Copy out each line featuring the string "тарифов" from the entries beneath.

── RECORD LIST ──

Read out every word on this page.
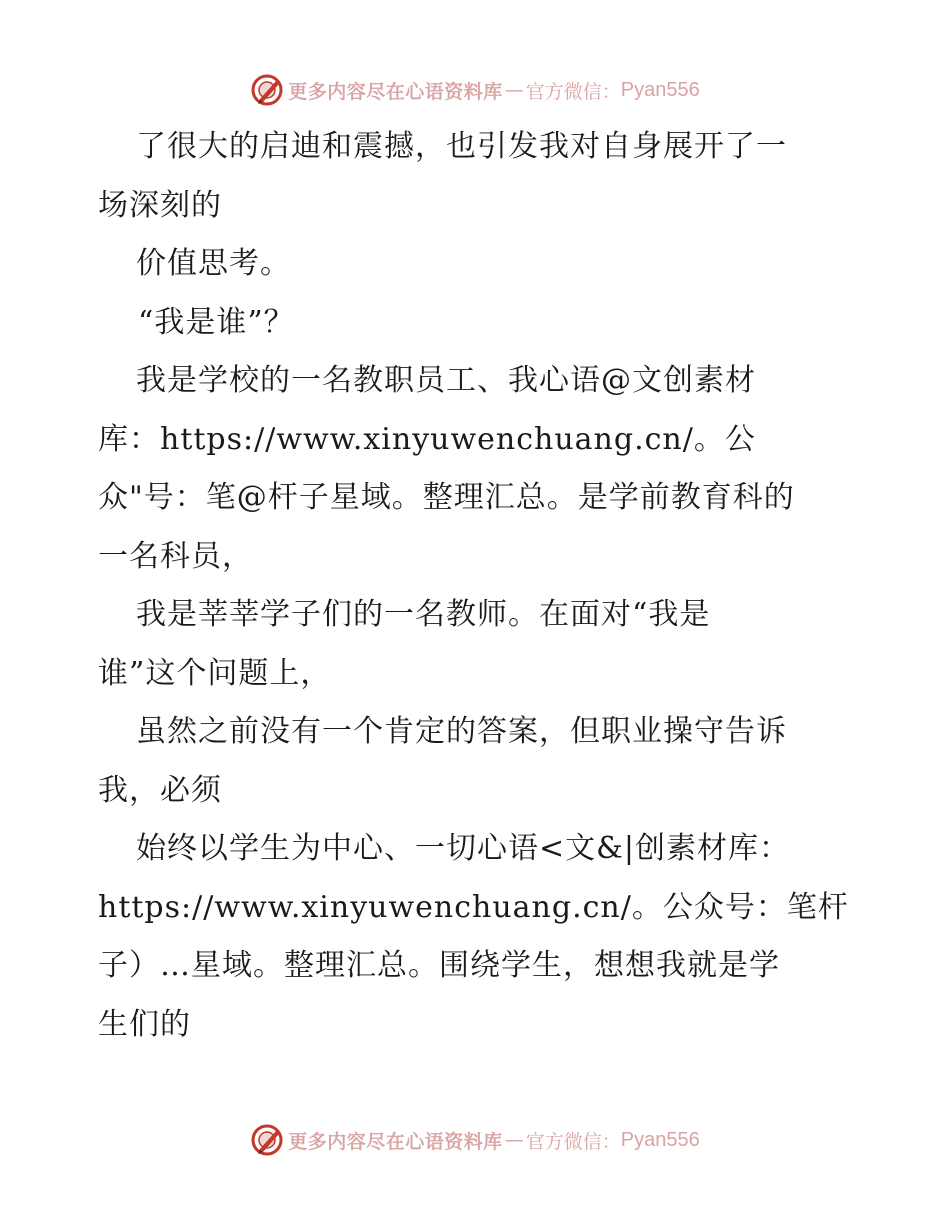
更多内容尽在心语资料库 — 官方微信： Pyan556
了很大的启迪和震撼，也引发我对自身展开了一
场深刻的
价值思考。
“我是谁”？
我是学校的一名教职员工、我心语@文创素材
库：https://www.xinyuwenchuang.cn/。公
众"号：笔@杆子星域。整理汇总。是学前教育科的
一名科员，
我是莘莘学子们的一名教师。在面对“我是
谁”这个问题上，
虽然之前没有一个肯定的答案，但职业操守告诉
我，必须
始终以学生为中心、一切心语<文&|创素材库：
https://www.xinyuwenchuang.cn/。公众号：笔杆
子）…星域。整理汇总。围绕学生，想想我就是学
生们的
更多内容尽在心语资料库 — 官方微信： Pyan556
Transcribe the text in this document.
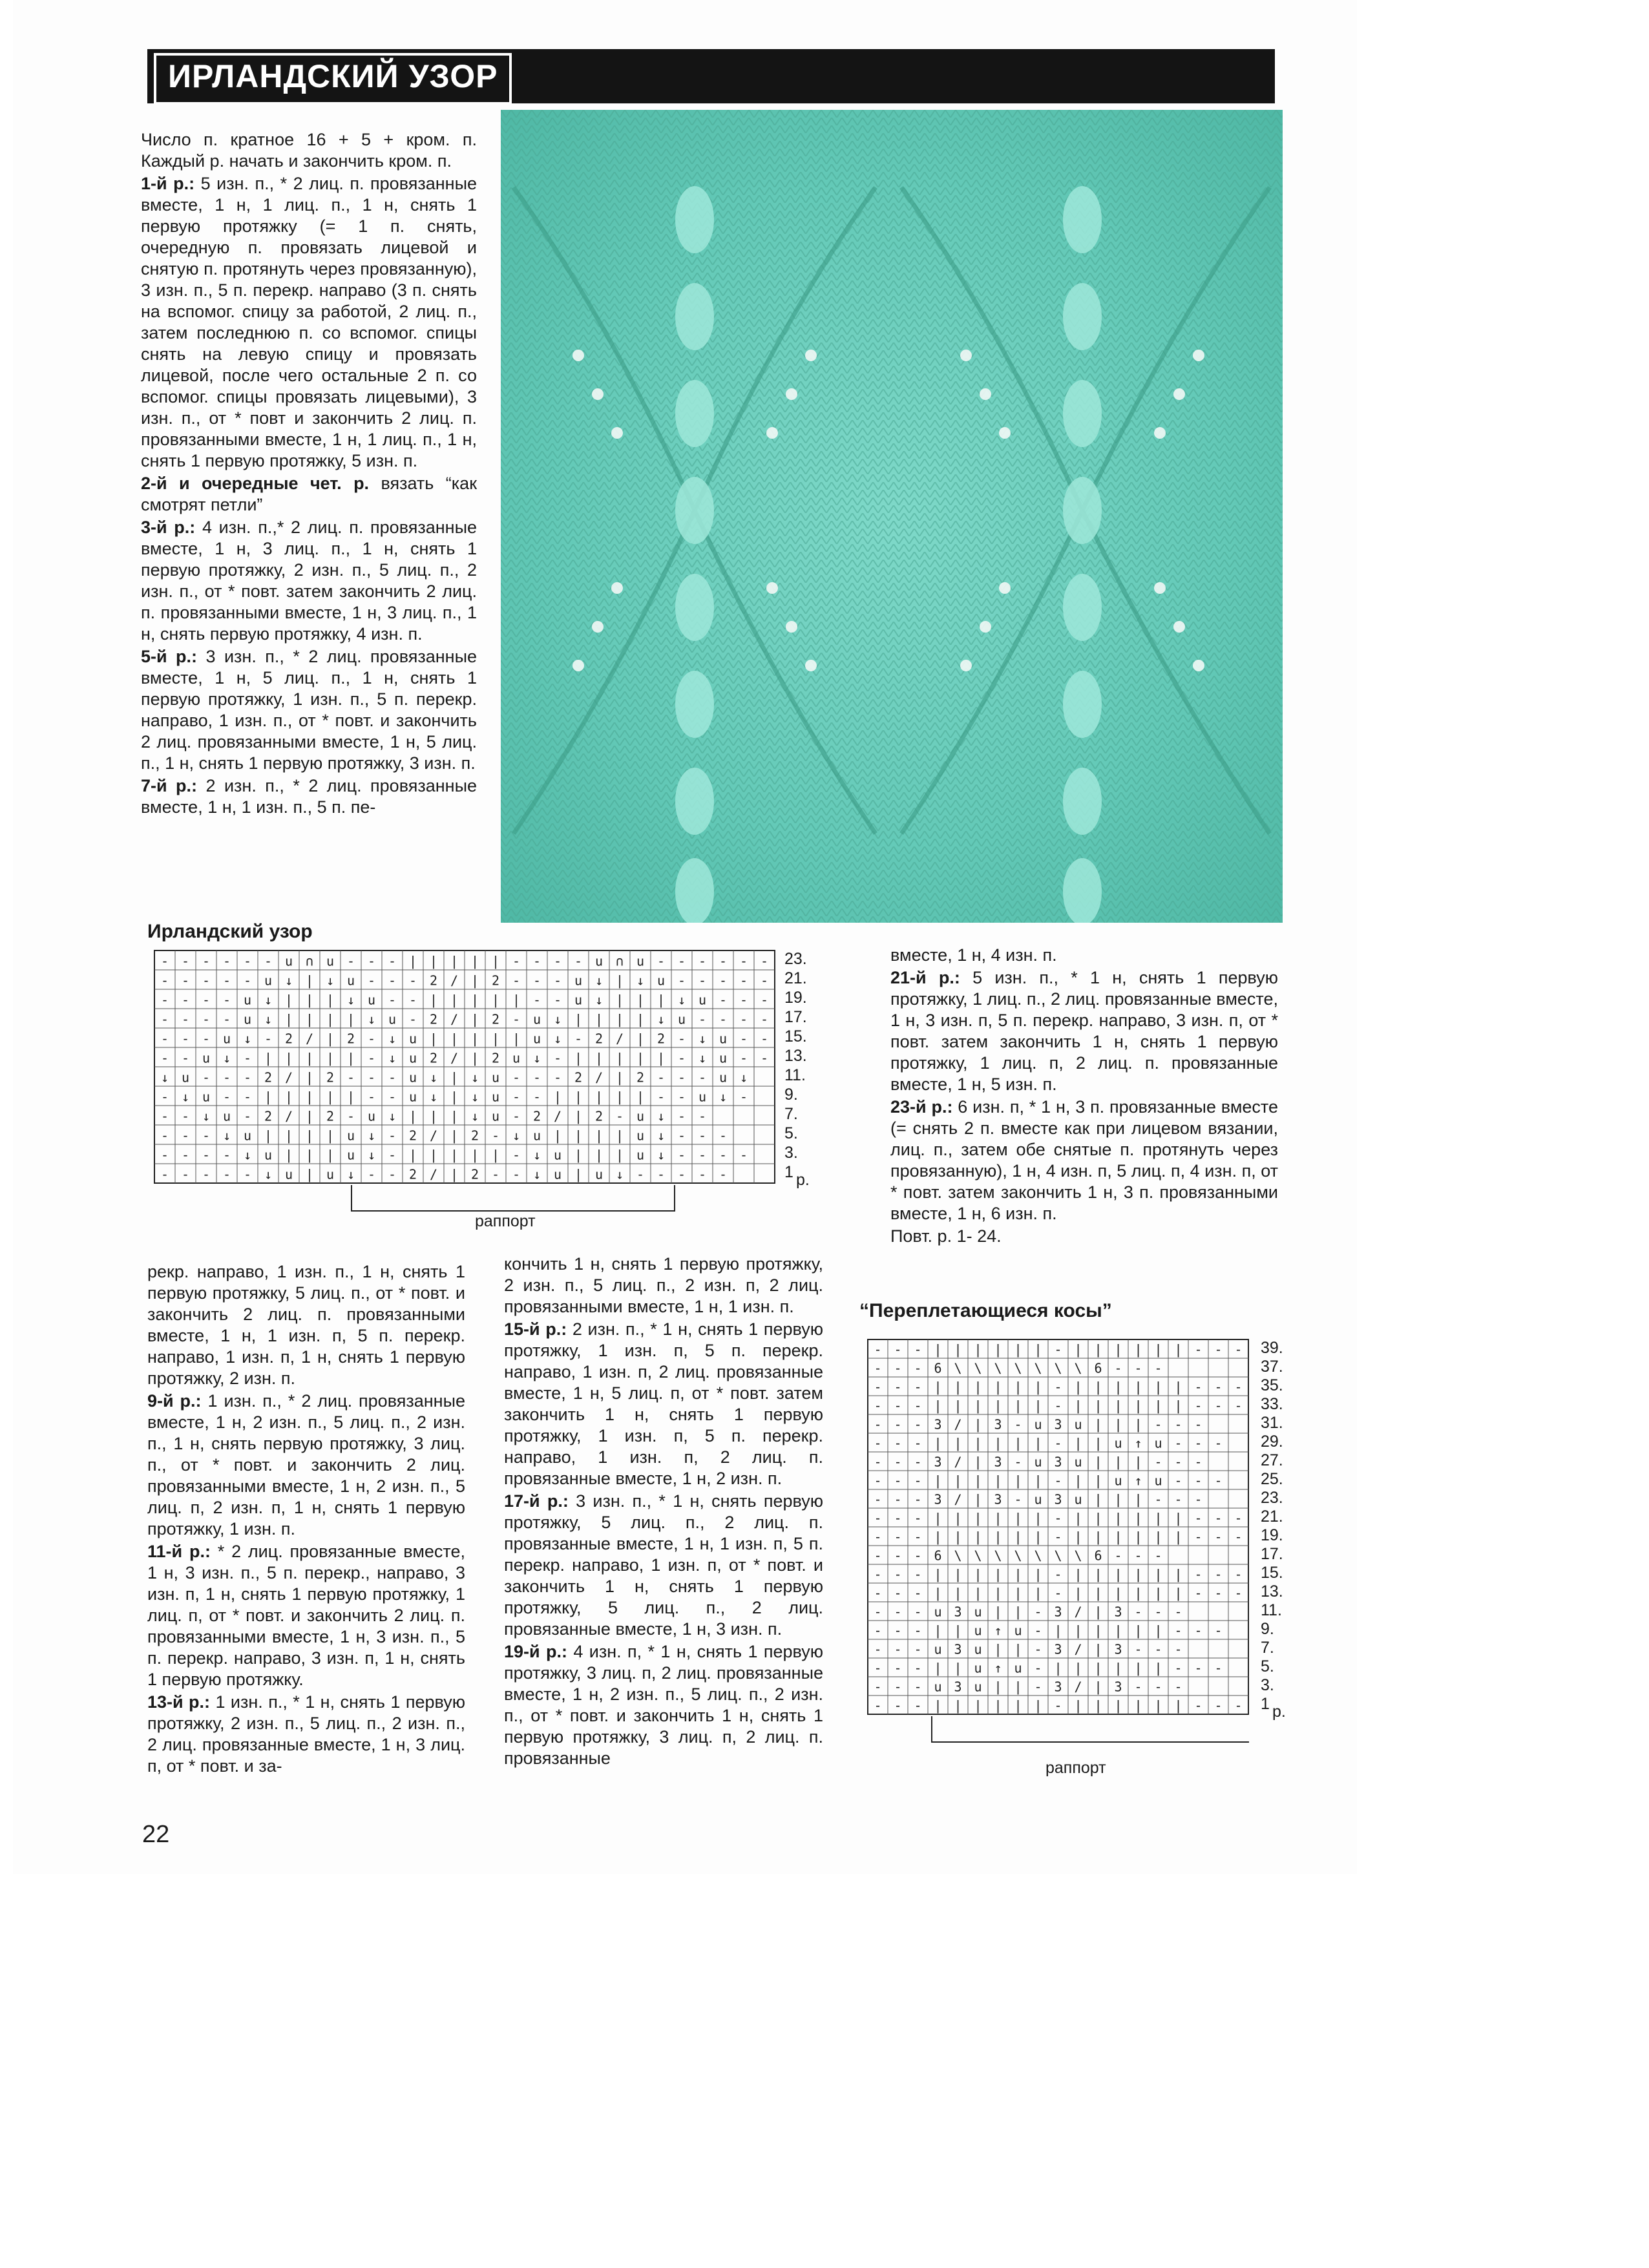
ИРЛАНДСКИЙ УЗОР

Число п. кратное 16 + 5 + кром. п. Каждый р. начать и закончить кром. п.

1-й р.: 5 изн. п., * 2 лиц. п. провязанные вместе, 1 н, 1 лиц. п., 1 н, снять 1 первую протяжку (= 1 п. снять, очередную п. провязать лицевой и снятую п. протянуть через провязанную), 3 изн. п., 5 п. перекр. направо (3 п. снять на вспомог. спицу за работой, 2 лиц. п., затем последнюю п. со вспомог. спицы снять на левую спицу и провязать лицевой, после чего остальные 2 п. со вспомог. спицы провязать лицевыми), 3 изн. п., от * повт и закончить 2 лиц. п. провязанными вместе, 1 н, 1 лиц. п., 1 н, снять 1 первую протяжку, 5 изн. п.

2-й и очередные чет. р. вязать “как смотрят петли”

3-й р.: 4 изн. п.,* 2 лиц. п. провязанные вместе, 1 н, 3 лиц. п., 1 н, снять 1 первую протяжку, 2 изн. п., 5 лиц. п., 2 изн. п., от * повт. затем закончить 2 лиц. п. провязанными вместе, 1 н, 3 лиц. п., 1 н, снять первую протяжку, 4 изн. п.

5-й р.: 3 изн. п., * 2 лиц. провязанные вместе, 1 н, 5 лиц. п., 1 н, снять 1 первую протяжку, 1 изн. п., 5 п. перекр. направо, 1 изн. п., от * повт. и закончить 2 лиц. провязанными вместе, 1 н, 5 лиц. п., 1 н, снять 1 первую протяжку, 3 изн. п.

7-й р.: 2 изн. п., * 2 лиц. провязанные вместе, 1 н, 1 изн. п., 5 п. пе-

Ирландский узор
- - - - - - u ∩ u - - - | | | | | - - - - u ∩ u - - - - - -
- - - - - u ↓ | ↓ u - - - 2 / | 2 - - - u ↓ | ↓ u - - - - -
- - - - u ↓ | | | ↓ u - - | | | | | - - u ↓ | | | ↓ u - - -
- - - - u ↓ | | | | ↓ u - 2 / | 2 - u ↓ | | | | ↓ u - - - -
- - - u ↓ - 2 / | 2 - ↓ u | | | | | u ↓ - 2 / | 2 - ↓ u - -
- - u ↓ - | | | | | - ↓ u 2 / | 2 u ↓ - | | | | | - ↓ u - -
↓ u - - - 2 / | 2 - - - u ↓ | ↓ u - - - 2 / | 2 - - - u ↓
- ↓ u - - | | | | | - - u ↓ | ↓ u - - | | | | | - - u ↓ -
- - ↓ u - 2 / | 2 - u ↓ | | | ↓ u - 2 / | 2 - u ↓ - -
- - - ↓ u | | | | u ↓ - 2 / | 2 - ↓ u | | | | u ↓ - - -
- - - - ↓ u | | | u ↓ - | | | | | - ↓ u | | | u ↓ - - - -
- - - - - ↓ u | u ↓ - - 2 / | 2 - - ↓ u | u ↓ - - - - -
23.
21.
19.
17.
15.
13.
11.
9.
7.
5.
3.
1 р.
раппорт

рекр. направо, 1 изн. п., 1 н, снять 1 первую протяжку, 5 лиц. п., от * повт. и закончить 2 лиц. п. провязанными вместе, 1 н, 1 изн. п, 5 п. перекр. направо, 1 изн. п, 1 н, снять 1 первую протяжку, 2 изн. п.

9-й р.: 1 изн. п., * 2 лиц. провязанные вместе, 1 н, 2 изн. п., 5 лиц. п., 2 изн. п., 1 н, снять первую протяжку, 3 лиц. п., от * повт. и закончить 2 лиц. провязанными вместе, 1 н, 2 изн. п., 5 лиц. п, 2 изн. п, 1 н, снять 1 первую протяжку, 1 изн. п.

11-й р.: * 2 лиц. провязанные вместе, 1 н, 3 изн. п., 5 п. перекр., направо, 3 изн. п, 1 н, снять 1 первую протяжку, 1 лиц. п, от * повт. и закончить 2 лиц. п. провязанными вместе, 1 н, 3 изн. п., 5 п. перекр. направо, 3 изн. п, 1 н, снять 1 первую протяжку.

13-й р.: 1 изн. п., * 1 н, снять 1 первую протяжку, 2 изн. п., 5 лиц. п., 2 изн. п., 2 лиц. провязанные вместе, 1 н, 3 лиц. п, от * повт. и за-

кончить 1 н, снять 1 первую протяжку, 2 изн. п., 5 лиц. п., 2 изн. п, 2 лиц. провязанными вместе, 1 н, 1 изн. п.

15-й р.: 2 изн. п., * 1 н, снять 1 первую протяжку, 1 изн. п, 5 п. перекр. направо, 1 изн. п, 2 лиц. провязанные вместе, 1 н, 5 лиц. п, от * повт. затем закончить 1 н, снять 1 первую протяжку, 1 изн. п, 5 п. перекр. направо, 1 изн. п, 2 лиц. п. провязанные вместе, 1 н, 2 изн. п.

17-й р.: 3 изн. п., * 1 н, снять первую протяжку, 5 лиц. п., 2 лиц. п. провязанные вместе, 1 н, 1 изн. п, 5 п. перекр. направо, 1 изн. п, от * повт. и закончить 1 н, снять 1 первую протяжку, 5 лиц. п., 2 лиц. провязанные вместе, 1 н, 3 изн. п.

19-й р.: 4 изн. п, * 1 н, снять 1 первую протяжку, 3 лиц. п, 2 лиц. провязанные вместе, 1 н, 2 изн. п., 5 лиц. п., 2 изн. п., от * повт. и закончить 1 н, снять 1 первую протяжку, 3 лиц. п, 2 лиц. п. провязанные

вместе, 1 н, 4 изн. п.

21-й р.: 5 изн. п., * 1 н, снять 1 первую протяжку, 1 лиц. п., 2 лиц. провязанные вместе, 1 н, 3 изн. п, 5 п. перекр. направо, 3 изн. п, от * повт. затем закончить 1 н, снять 1 первую протяжку, 1 лиц. п, 2 лиц. п. провязанные вместе, 1 н, 5 изн. п.

23-й р.: 6 изн. п, * 1 н, 3 п. провязанные вместе (= снять 2 п. вместе как при лицевом вязании, лиц. п., затем обе снятые п. протянуть через провязанную), 1 н, 4 изн. п, 5 лиц. п, 4 изн. п, от * повт. затем закончить 1 н, 3 п. провязанными вместе, 1 н, 6 изн. п.

Повт. р. 1- 24.

“Переплетающиеся косы”
- - - | | | | | | - | | | | | | - - -
- - - 6 \ \ \ \ \ \ \ 6 - - -
- - - | | | | | | - | | | | | | - - -
- - - | | | | | | - | | | | | | - - -
- - - 3 / | 3 - u 3 u | | | - - -
- - - | | | | | | - | | u ↑ u - - -
- - - 3 / | 3 - u 3 u | | | - - -
- - - | | | | | | - | | u ↑ u - - -
- - - 3 / | 3 - u 3 u | | | - - -
- - - | | | | | | - | | | | | | - - -
- - - | | | | | | - | | | | | | - - -
- - - 6 \ \ \ \ \ \ \ 6 - - -
- - - | | | | | | - | | | | | | - - -
- - - | | | | | | - | | | | | | - - -
- - - u 3 u | | - 3 / | 3 - - -
- - - | | u ↑ u - | | | | | | - - -
- - - u 3 u | | - 3 / | 3 - - -
- - - | | u ↑ u - | | | | | | - - -
- - - u 3 u | | - 3 / | 3 - - -
- - - | | | | | | - | | | | | | - - -
39.
37.
35.
33.
31.
29.
27.
25.
23.
21.
19.
17.
15.
13.
11.
9.
7.
5.
3.
1 р.
раппорт
22
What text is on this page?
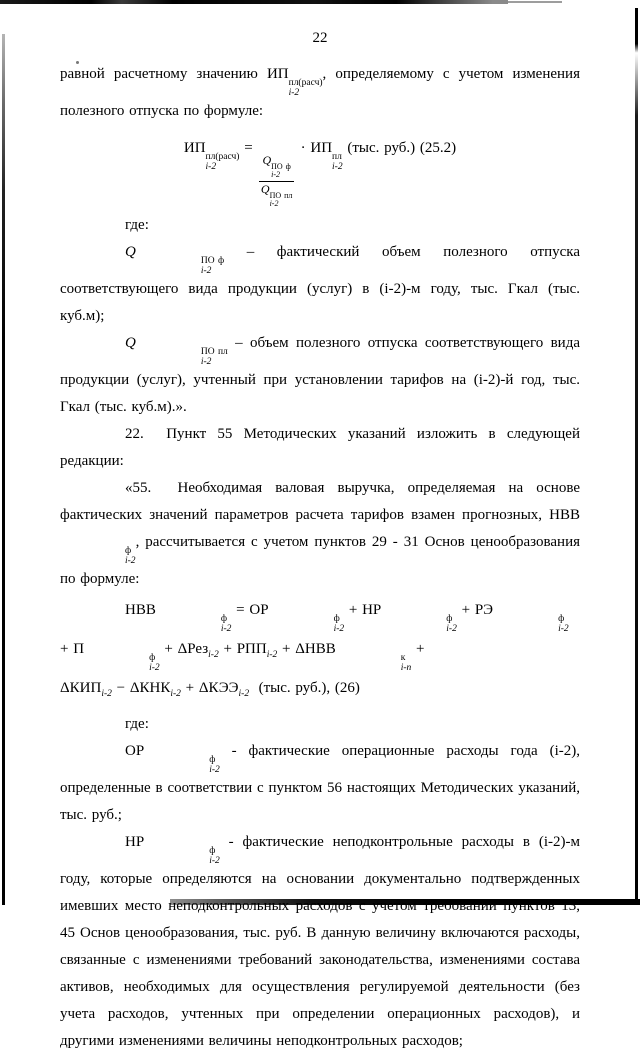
22

равной расчетному значению ИП
пл(расч)
i-2
, определяемому с учетом изменения полезного отпуска по формуле:

ИП
пл(расч)
i-2
=
Q ПО ф
i-2
Q ПО пл
i-2
· ИП
пл
i-2
(тыс. руб.) (25.2)

где:

Q
ПО ф
i-2
– фактический объем полезного отпуска соответствующего вида продукции (услуг) в (i-2)-м году, тыс. Гкал (тыс. куб.м);

Q
ПО пл
i-2
– объем полезного отпуска соответствующего вида продукции (услуг), учтенный при установлении тарифов на (i-2)-й год, тыс. Гкал (тыс. куб.м).».

22.  Пункт 55 Методических указаний изложить в следующей редакции:

«55.  Необходимая валовая выручка, определяемая на основе фактических значений параметров расчета тарифов взамен прогнозных, НВВ
ф
i-2
, рассчитывается с учетом пунктов 29 - 31 Основ ценообразования по формуле:

НВВ
ф
i-2
= ОР
ф
i-2
+ НР
ф
i-2
+ РЭ
ф
i-2
+ П
ф
i-2
+ $\Delta Рез_{i-2} + РПП_{i-2} + \Delta НВВ$
к
i-n
+
$\Delta КИП_{i-2} - \Delta КНК_{i-2} + \Delta КЭЭ_{i-2}$  (тыс. руб.), (26)

где:

ОР
ф
i-2
- фактические операционные расходы года (i-2), определенные в соответствии с пунктом 56 настоящих Методических указаний, тыс. руб.;

НР
ф
i-2
- фактические неподконтрольные расходы в (i-2)-м году, которые определяются на основании документально подтвержденных имевших место неподконтрольных расходов с учетом требований пунктов 13, 45 Основ ценообразования, тыс. руб. В данную величину включаются расходы, связанные с изменениями требований законодательства, изменениями состава активов, необходимых для осуществления регулируемой деятельности (без учета расходов, учтенных при определении операционных расходов), и другими изменениями величины неподконтрольных расходов;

───

FINAL ANSWER:
– объем полезного отпуска соответствующего вида продукции (услуг), учтенный при установлении тарифов на (i-2)-й год, тыс. Гкал (тыс. куб.м).».
«55.  Необходимая валовая выручка, определяемая на основе фактических значений параметров расчета тарифов взамен прогнозных, НВВ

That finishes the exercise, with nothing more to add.